Quote the records in full and leave their pictures out.

-- Begin --

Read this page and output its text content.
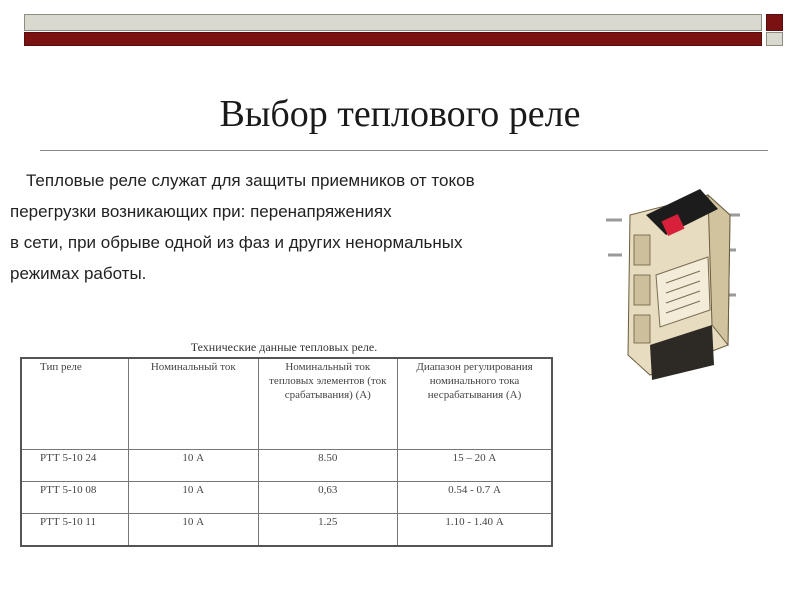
Выбор теплового реле
Тепловые реле служат для защиты приемников от токов
перегрузки возникающих при: перенапряжениях
в сети, при обрыве одной из фаз и других ненормальных
режимах работы.
Технические данные тепловых реле.
Тип реле	Номинальный ток	Номинальный ток тепловых элементов (ток срабатывания) (А)	Диапазон регулирования номинального тока несрабатывания (А)
РТТ 5-10 24	10 А	8.50	15 – 20 А
РТТ 5-10 08	10 А	0,63	0.54 - 0.7 А
РТТ 5-10 11	10 А	1.25	1.10 - 1.40 А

-- End --

- _Response_:
Read this page and output its text content.
Выбор теплового реле
Тепловые реле служат для защиты приемников от токов
перегрузки возникающих при: перенапряжениях
в сети, при обрыве одной из фаз и других ненормальных
режимах работы.
Технические данные тепловых реле.
Тип реле	Номинальный ток	Номинальный ток тепловых элементов (ток срабатывания) (А)	Диапазон регулирования номинального тока несрабатывания (А)
РТТ 5-10 24	10 А	8.50	15 – 20 А
РТТ 5-10 08	10 А	0,63	0.54 - 0.7 А
РТТ 5-10 11	10 А	1.25	1.10 - 1.40 А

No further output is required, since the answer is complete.